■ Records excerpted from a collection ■
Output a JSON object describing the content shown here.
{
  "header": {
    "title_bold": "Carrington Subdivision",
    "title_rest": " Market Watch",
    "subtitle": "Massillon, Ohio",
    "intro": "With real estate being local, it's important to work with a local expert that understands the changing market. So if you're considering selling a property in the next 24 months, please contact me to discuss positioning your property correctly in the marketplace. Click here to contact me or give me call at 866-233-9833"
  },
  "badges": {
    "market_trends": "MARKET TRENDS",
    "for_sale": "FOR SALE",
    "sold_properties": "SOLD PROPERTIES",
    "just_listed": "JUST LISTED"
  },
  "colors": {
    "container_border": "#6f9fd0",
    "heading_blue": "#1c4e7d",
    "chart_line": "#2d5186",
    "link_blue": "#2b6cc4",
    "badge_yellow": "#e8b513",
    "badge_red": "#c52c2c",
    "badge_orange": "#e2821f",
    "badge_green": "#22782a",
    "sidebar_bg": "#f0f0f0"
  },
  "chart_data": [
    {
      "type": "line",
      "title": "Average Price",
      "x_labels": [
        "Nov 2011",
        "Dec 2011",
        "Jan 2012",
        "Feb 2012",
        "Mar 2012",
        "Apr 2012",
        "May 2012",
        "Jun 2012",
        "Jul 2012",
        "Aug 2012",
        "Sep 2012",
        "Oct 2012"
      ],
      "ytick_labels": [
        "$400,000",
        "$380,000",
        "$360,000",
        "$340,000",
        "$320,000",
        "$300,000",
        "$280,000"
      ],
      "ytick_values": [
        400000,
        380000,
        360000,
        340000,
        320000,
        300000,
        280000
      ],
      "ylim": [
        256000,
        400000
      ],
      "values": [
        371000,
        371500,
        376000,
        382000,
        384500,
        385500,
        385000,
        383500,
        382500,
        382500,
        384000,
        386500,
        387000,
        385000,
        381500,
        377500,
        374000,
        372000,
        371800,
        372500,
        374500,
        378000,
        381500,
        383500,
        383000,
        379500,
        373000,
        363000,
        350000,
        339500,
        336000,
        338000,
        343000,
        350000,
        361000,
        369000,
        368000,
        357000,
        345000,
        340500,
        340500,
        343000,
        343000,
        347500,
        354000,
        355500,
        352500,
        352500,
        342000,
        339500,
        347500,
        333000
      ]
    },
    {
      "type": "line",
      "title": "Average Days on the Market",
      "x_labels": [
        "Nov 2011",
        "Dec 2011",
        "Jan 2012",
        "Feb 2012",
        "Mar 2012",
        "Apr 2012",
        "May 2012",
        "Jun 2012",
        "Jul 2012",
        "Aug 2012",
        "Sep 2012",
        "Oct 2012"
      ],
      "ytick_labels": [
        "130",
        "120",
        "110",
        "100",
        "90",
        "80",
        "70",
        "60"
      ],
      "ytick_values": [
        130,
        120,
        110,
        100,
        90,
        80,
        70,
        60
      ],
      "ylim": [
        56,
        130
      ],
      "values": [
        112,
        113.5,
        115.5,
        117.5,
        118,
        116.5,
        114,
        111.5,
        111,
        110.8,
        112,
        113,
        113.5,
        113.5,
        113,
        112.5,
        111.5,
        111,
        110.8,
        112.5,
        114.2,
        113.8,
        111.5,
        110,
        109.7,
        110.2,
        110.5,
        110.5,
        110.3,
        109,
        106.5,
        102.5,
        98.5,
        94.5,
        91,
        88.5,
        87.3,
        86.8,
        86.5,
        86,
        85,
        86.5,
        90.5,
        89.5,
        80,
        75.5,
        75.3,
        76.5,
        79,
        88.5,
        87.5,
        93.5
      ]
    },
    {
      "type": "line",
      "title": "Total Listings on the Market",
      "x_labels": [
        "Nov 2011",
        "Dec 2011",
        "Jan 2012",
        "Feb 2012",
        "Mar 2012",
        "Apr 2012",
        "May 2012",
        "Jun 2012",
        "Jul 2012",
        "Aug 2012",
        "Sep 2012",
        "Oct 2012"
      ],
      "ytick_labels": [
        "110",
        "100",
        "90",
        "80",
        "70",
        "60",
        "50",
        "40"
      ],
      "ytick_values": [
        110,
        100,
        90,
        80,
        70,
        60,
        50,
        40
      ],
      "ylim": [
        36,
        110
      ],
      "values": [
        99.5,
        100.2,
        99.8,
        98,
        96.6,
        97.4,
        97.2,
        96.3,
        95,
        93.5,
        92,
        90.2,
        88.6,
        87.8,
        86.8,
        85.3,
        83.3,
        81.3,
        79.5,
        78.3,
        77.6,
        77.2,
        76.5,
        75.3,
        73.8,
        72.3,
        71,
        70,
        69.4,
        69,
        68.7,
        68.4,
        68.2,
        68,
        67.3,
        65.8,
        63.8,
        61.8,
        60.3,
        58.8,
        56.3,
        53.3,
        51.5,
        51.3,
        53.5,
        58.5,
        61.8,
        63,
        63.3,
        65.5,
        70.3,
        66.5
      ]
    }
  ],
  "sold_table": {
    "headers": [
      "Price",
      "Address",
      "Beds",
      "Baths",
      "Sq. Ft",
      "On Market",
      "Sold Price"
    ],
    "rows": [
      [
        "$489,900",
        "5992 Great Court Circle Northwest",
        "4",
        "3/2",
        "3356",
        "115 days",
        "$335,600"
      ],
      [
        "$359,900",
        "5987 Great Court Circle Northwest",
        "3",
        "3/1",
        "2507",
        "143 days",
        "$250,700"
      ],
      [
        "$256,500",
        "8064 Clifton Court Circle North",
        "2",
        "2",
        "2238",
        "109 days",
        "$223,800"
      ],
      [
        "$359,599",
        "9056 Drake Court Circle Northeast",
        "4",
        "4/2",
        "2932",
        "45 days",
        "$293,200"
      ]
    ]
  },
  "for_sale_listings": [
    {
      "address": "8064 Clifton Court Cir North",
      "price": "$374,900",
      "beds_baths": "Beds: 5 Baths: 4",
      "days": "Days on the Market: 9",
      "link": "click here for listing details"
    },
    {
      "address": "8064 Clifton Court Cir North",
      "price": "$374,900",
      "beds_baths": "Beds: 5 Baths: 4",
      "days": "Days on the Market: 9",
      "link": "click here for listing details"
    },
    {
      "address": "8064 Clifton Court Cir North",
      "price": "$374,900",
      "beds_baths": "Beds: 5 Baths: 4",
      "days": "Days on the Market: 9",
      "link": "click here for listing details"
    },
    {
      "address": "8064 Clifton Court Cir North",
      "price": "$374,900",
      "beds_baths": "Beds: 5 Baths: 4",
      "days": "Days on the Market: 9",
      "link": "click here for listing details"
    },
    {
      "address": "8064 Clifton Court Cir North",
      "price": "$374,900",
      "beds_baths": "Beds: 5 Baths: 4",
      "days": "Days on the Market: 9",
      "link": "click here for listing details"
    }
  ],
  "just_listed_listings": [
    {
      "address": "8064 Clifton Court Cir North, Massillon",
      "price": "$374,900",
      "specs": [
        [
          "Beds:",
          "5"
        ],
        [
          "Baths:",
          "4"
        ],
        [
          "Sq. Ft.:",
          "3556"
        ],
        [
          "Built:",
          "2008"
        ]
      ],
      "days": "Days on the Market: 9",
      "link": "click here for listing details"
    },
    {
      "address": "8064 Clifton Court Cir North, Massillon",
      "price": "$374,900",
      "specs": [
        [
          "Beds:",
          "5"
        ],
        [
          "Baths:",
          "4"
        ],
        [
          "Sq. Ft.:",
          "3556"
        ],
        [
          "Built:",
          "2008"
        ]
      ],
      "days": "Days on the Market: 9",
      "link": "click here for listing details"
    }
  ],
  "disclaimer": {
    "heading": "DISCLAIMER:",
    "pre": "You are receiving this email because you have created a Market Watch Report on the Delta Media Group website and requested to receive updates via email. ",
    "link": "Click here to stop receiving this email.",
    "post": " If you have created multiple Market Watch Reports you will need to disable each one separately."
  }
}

■ Exercise directions ■
Can you give every line above again, exactly as written?

■ Solution ■
Output a JSON object describing the content shown here.
{
  "header": {
    "title_bold": "Carrington Subdivision",
    "title_rest": " Market Watch",
    "subtitle": "Massillon, Ohio",
    "intro": "With real estate being local, it's important to work with a local expert that understands the changing market. So if you're considering selling a property in the next 24 months, please contact me to discuss positioning your property correctly in the marketplace. Click here to contact me or give me call at 866-233-9833"
  },
  "badges": {
    "market_trends": "MARKET TRENDS",
    "for_sale": "FOR SALE",
    "sold_properties": "SOLD PROPERTIES",
    "just_listed": "JUST LISTED"
  },
  "colors": {
    "container_border": "#6f9fd0",
    "heading_blue": "#1c4e7d",
    "chart_line": "#2d5186",
    "link_blue": "#2b6cc4",
    "badge_yellow": "#e8b513",
    "badge_red": "#c52c2c",
    "badge_orange": "#e2821f",
    "badge_green": "#22782a",
    "sidebar_bg": "#f0f0f0"
  },
  "chart_data": [
    {
      "type": "line",
      "title": "Average Price",
      "x_labels": [
        "Nov 2011",
        "Dec 2011",
        "Jan 2012",
        "Feb 2012",
        "Mar 2012",
        "Apr 2012",
        "May 2012",
        "Jun 2012",
        "Jul 2012",
        "Aug 2012",
        "Sep 2012",
        "Oct 2012"
      ],
      "ytick_labels": [
        "$400,000",
        "$380,000",
        "$360,000",
        "$340,000",
        "$320,000",
        "$300,000",
        "$280,000"
      ],
      "ytick_values": [
        400000,
        380000,
        360000,
        340000,
        320000,
        300000,
        280000
      ],
      "ylim": [
        256000,
        400000
      ],
      "values": [
        371000,
        371500,
        376000,
        382000,
        384500,
        385500,
        385000,
        383500,
        382500,
        382500,
        384000,
        386500,
        387000,
        385000,
        381500,
        377500,
        374000,
        372000,
        371800,
        372500,
        374500,
        378000,
        381500,
        383500,
        383000,
        379500,
        373000,
        363000,
        350000,
        339500,
        336000,
        338000,
        343000,
        350000,
        361000,
        369000,
        368000,
        357000,
        345000,
        340500,
        340500,
        343000,
        343000,
        347500,
        354000,
        355500,
        352500,
        352500,
        342000,
        339500,
        347500,
        333000
      ]
    },
    {
      "type": "line",
      "title": "Average Days on the Market",
      "x_labels": [
        "Nov 2011",
        "Dec 2011",
        "Jan 2012",
        "Feb 2012",
        "Mar 2012",
        "Apr 2012",
        "May 2012",
        "Jun 2012",
        "Jul 2012",
        "Aug 2012",
        "Sep 2012",
        "Oct 2012"
      ],
      "ytick_labels": [
        "130",
        "120",
        "110",
        "100",
        "90",
        "80",
        "70",
        "60"
      ],
      "ytick_values": [
        130,
        120,
        110,
        100,
        90,
        80,
        70,
        60
      ],
      "ylim": [
        56,
        130
      ],
      "values": [
        112,
        113.5,
        115.5,
        117.5,
        118,
        116.5,
        114,
        111.5,
        111,
        110.8,
        112,
        113,
        113.5,
        113.5,
        113,
        112.5,
        111.5,
        111,
        110.8,
        112.5,
        114.2,
        113.8,
        111.5,
        110,
        109.7,
        110.2,
        110.5,
        110.5,
        110.3,
        109,
        106.5,
        102.5,
        98.5,
        94.5,
        91,
        88.5,
        87.3,
        86.8,
        86.5,
        86,
        85,
        86.5,
        90.5,
        89.5,
        80,
        75.5,
        75.3,
        76.5,
        79,
        88.5,
        87.5,
        93.5
      ]
    },
    {
      "type": "line",
      "title": "Total Listings on the Market",
      "x_labels": [
        "Nov 2011",
        "Dec 2011",
        "Jan 2012",
        "Feb 2012",
        "Mar 2012",
        "Apr 2012",
        "May 2012",
        "Jun 2012",
        "Jul 2012",
        "Aug 2012",
        "Sep 2012",
        "Oct 2012"
      ],
      "ytick_labels": [
        "110",
        "100",
        "90",
        "80",
        "70",
        "60",
        "50",
        "40"
      ],
      "ytick_values": [
        110,
        100,
        90,
        80,
        70,
        60,
        50,
        40
      ],
      "ylim": [
        36,
        110
      ],
      "values": [
        99.5,
        100.2,
        99.8,
        98,
        96.6,
        97.4,
        97.2,
        96.3,
        95,
        93.5,
        92,
        90.2,
        88.6,
        87.8,
        86.8,
        85.3,
        83.3,
        81.3,
        79.5,
        78.3,
        77.6,
        77.2,
        76.5,
        75.3,
        73.8,
        72.3,
        71,
        70,
        69.4,
        69,
        68.7,
        68.4,
        68.2,
        68,
        67.3,
        65.8,
        63.8,
        61.8,
        60.3,
        58.8,
        56.3,
        53.3,
        51.5,
        51.3,
        53.5,
        58.5,
        61.8,
        63,
        63.3,
        65.5,
        70.3,
        66.5
      ]
    }
  ],
  "sold_table": {
    "headers": [
      "Price",
      "Address",
      "Beds",
      "Baths",
      "Sq. Ft",
      "On Market",
      "Sold Price"
    ],
    "rows": [
      [
        "$489,900",
        "5992 Great Court Circle Northwest",
        "4",
        "3/2",
        "3356",
        "115 days",
        "$335,600"
      ],
      [
        "$359,900",
        "5987 Great Court Circle Northwest",
        "3",
        "3/1",
        "2507",
        "143 days",
        "$250,700"
      ],
      [
        "$256,500",
        "8064 Clifton Court Circle North",
        "2",
        "2",
        "2238",
        "109 days",
        "$223,800"
      ],
      [
        "$359,599",
        "9056 Drake Court Circle Northeast",
        "4",
        "4/2",
        "2932",
        "45 days",
        "$293,200"
      ]
    ]
  },
  "for_sale_listings": [
    {
      "address": "8064 Clifton Court Cir North",
      "price": "$374,900",
      "beds_baths": "Beds: 5 Baths: 4",
      "days": "Days on the Market: 9",
      "link": "click here for listing details"
    },
    {
      "address": "8064 Clifton Court Cir North",
      "price": "$374,900",
      "beds_baths": "Beds: 5 Baths: 4",
      "days": "Days on the Market: 9",
      "link": "click here for listing details"
    },
    {
      "address": "8064 Clifton Court Cir North",
      "price": "$374,900",
      "beds_baths": "Beds: 5 Baths: 4",
      "days": "Days on the Market: 9",
      "link": "click here for listing details"
    },
    {
      "address": "8064 Clifton Court Cir North",
      "price": "$374,900",
      "beds_baths": "Beds: 5 Baths: 4",
      "days": "Days on the Market: 9",
      "link": "click here for listing details"
    },
    {
      "address": "8064 Clifton Court Cir North",
      "price": "$374,900",
      "beds_baths": "Beds: 5 Baths: 4",
      "days": "Days on the Market: 9",
      "link": "click here for listing details"
    }
  ],
  "just_listed_listings": [
    {
      "address": "8064 Clifton Court Cir North, Massillon",
      "price": "$374,900",
      "specs": [
        [
          "Beds:",
          "5"
        ],
        [
          "Baths:",
          "4"
        ],
        [
          "Sq. Ft.:",
          "3556"
        ],
        [
          "Built:",
          "2008"
        ]
      ],
      "days": "Days on the Market: 9",
      "link": "click here for listing details"
    },
    {
      "address": "8064 Clifton Court Cir North, Massillon",
      "price": "$374,900",
      "specs": [
        [
          "Beds:",
          "5"
        ],
        [
          "Baths:",
          "4"
        ],
        [
          "Sq. Ft.:",
          "3556"
        ],
        [
          "Built:",
          "2008"
        ]
      ],
      "days": "Days on the Market: 9",
      "link": "click here for listing details"
    }
  ],
  "disclaimer": {
    "heading": "DISCLAIMER:",
    "pre": "You are receiving this email because you have created a Market Watch Report on the Delta Media Group website and requested to receive updates via email. ",
    "link": "Click here to stop receiving this email.",
    "post": " If you have created multiple Market Watch Reports you will need to disable each one separately."
  }
}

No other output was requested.